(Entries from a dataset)
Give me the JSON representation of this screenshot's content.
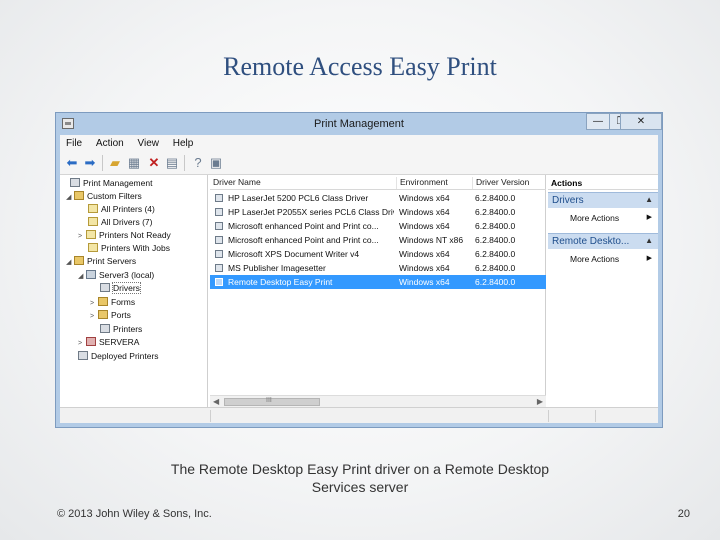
{
  "slide": {
    "title": "Remote Access Easy Print",
    "caption_line1": "The Remote Desktop Easy Print driver on a Remote Desktop",
    "caption_line2": "Services server",
    "copyright": "© 2013 John Wiley & Sons, Inc.",
    "page_number": "20"
  },
  "window": {
    "title": "Print Management",
    "minimize": "—",
    "restore": "❐",
    "close": "✕"
  },
  "menu": [
    "File",
    "Action",
    "View",
    "Help"
  ],
  "toolbar_icons": [
    "back-arrow-icon",
    "forward-arrow-icon",
    "up-folder-icon",
    "show-tree-icon",
    "delete-icon",
    "export-icon",
    "help-icon",
    "properties-icon"
  ],
  "tree": [
    {
      "label": "Print Management",
      "icon": "console-icon",
      "toggle": ""
    },
    {
      "label": "Custom Filters",
      "icon": "folder-icon",
      "toggle": "◢"
    },
    {
      "label": "All Printers (4)",
      "icon": "filter-icon",
      "toggle": ""
    },
    {
      "label": "All Drivers (7)",
      "icon": "filter-icon",
      "toggle": ""
    },
    {
      "label": "Printers Not Ready",
      "icon": "filter-icon",
      "toggle": ">"
    },
    {
      "label": "Printers With Jobs",
      "icon": "filter-icon",
      "toggle": ""
    },
    {
      "label": "Print Servers",
      "icon": "folder-icon",
      "toggle": "◢"
    },
    {
      "label": "Server3 (local)",
      "icon": "server-icon",
      "toggle": "◢"
    },
    {
      "label": "Drivers",
      "icon": "printer-icon",
      "toggle": ""
    },
    {
      "label": "Forms",
      "icon": "folder-icon",
      "toggle": ">"
    },
    {
      "label": "Ports",
      "icon": "folder-icon",
      "toggle": ">"
    },
    {
      "label": "Printers",
      "icon": "printer-icon",
      "toggle": ""
    },
    {
      "label": "SERVERA",
      "icon": "red-server-icon",
      "toggle": ">"
    },
    {
      "label": "Deployed Printers",
      "icon": "printer-icon",
      "toggle": ""
    }
  ],
  "columns": [
    "Driver Name",
    "Environment",
    "Driver Version"
  ],
  "drivers": [
    {
      "name": "HP LaserJet 5200 PCL6 Class Driver",
      "env": "Windows x64",
      "ver": "6.2.8400.0"
    },
    {
      "name": "HP LaserJet P2055X series PCL6 Class Driv...",
      "env": "Windows x64",
      "ver": "6.2.8400.0"
    },
    {
      "name": "Microsoft enhanced Point and Print co...",
      "env": "Windows x64",
      "ver": "6.2.8400.0"
    },
    {
      "name": "Microsoft enhanced Point and Print co...",
      "env": "Windows NT x86",
      "ver": "6.2.8400.0"
    },
    {
      "name": "Microsoft XPS Document Writer v4",
      "env": "Windows x64",
      "ver": "6.2.8400.0"
    },
    {
      "name": "MS Publisher Imagesetter",
      "env": "Windows x64",
      "ver": "6.2.8400.0"
    },
    {
      "name": "Remote Desktop Easy Print",
      "env": "Windows x64",
      "ver": "6.2.8400.0"
    }
  ],
  "scrollbar": {
    "left": "◀",
    "right": "▶",
    "grip": "III"
  },
  "actions": {
    "header": "Actions",
    "section1": "Drivers",
    "section1_item": "More Actions",
    "section2": "Remote Deskto...",
    "section2_item": "More Actions"
  }
}
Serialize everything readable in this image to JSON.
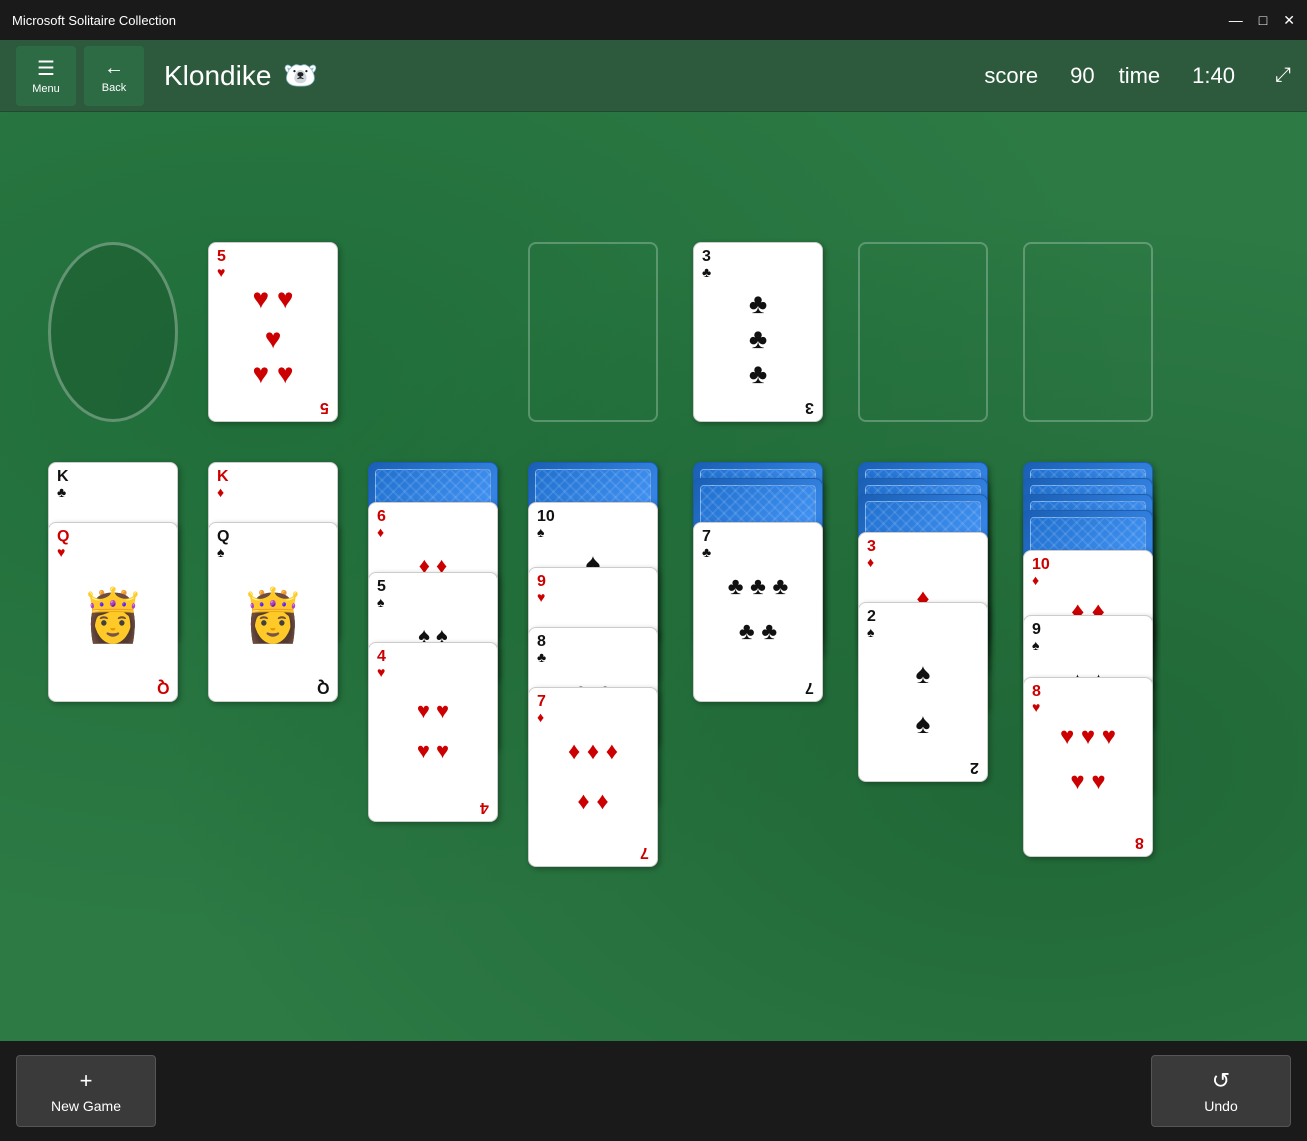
{
  "titlebar": {
    "title": "Microsoft Solitaire Collection",
    "minimize": "—",
    "maximize": "□",
    "close": "✕"
  },
  "toolbar": {
    "menu_label": "Menu",
    "back_label": "Back",
    "game_title": "Klondike",
    "score_label": "score",
    "score_value": "90",
    "time_label": "time",
    "time_value": "1:40"
  },
  "bottombar": {
    "new_game_label": "New Game",
    "new_game_icon": "+",
    "undo_label": "Undo",
    "undo_icon": "↺"
  },
  "game": {
    "stock_empty": true,
    "waste_card": {
      "rank": "5",
      "suit": "♥",
      "color": "red"
    },
    "foundations": [
      {
        "empty": true
      },
      {
        "rank": "3",
        "suit": "♣",
        "color": "black"
      },
      {
        "empty": true
      },
      {
        "empty": true
      }
    ],
    "tableau": [
      {
        "col": 1,
        "face_up": [
          {
            "rank": "K",
            "suit": "♣",
            "color": "black"
          },
          {
            "rank": "Q",
            "suit": "♥",
            "color": "red"
          }
        ],
        "face_down": 0
      },
      {
        "col": 2,
        "face_up": [
          {
            "rank": "K",
            "suit": "♦",
            "color": "red"
          },
          {
            "rank": "Q",
            "suit": "♠",
            "color": "black"
          }
        ],
        "face_down": 0
      },
      {
        "col": 3,
        "face_up": [
          {
            "rank": "6",
            "suit": "♦",
            "color": "red"
          },
          {
            "rank": "5",
            "suit": "♠",
            "color": "black"
          },
          {
            "rank": "4",
            "suit": "♥",
            "color": "red"
          }
        ],
        "face_down": 1
      },
      {
        "col": 4,
        "face_up": [
          {
            "rank": "10",
            "suit": "♠",
            "color": "black"
          },
          {
            "rank": "9",
            "suit": "♥",
            "color": "red"
          },
          {
            "rank": "8",
            "suit": "♣",
            "color": "black"
          },
          {
            "rank": "7",
            "suit": "♦",
            "color": "red"
          }
        ],
        "face_down": 1
      },
      {
        "col": 5,
        "face_up": [
          {
            "rank": "7",
            "suit": "♣",
            "color": "black"
          }
        ],
        "face_down": 2
      },
      {
        "col": 6,
        "face_up": [
          {
            "rank": "3",
            "suit": "♦",
            "color": "red"
          },
          {
            "rank": "2",
            "suit": "♠",
            "color": "black"
          }
        ],
        "face_down": 3
      },
      {
        "col": 7,
        "face_up": [
          {
            "rank": "10",
            "suit": "♦",
            "color": "red"
          },
          {
            "rank": "9",
            "suit": "♠",
            "color": "black"
          },
          {
            "rank": "8",
            "suit": "♥",
            "color": "red"
          }
        ],
        "face_down": 4
      }
    ]
  }
}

Direction: Copy each line of the entries that includes the word "More".

Result:
    "section1_item": "More Actions",
    "section2_item": "More Actions"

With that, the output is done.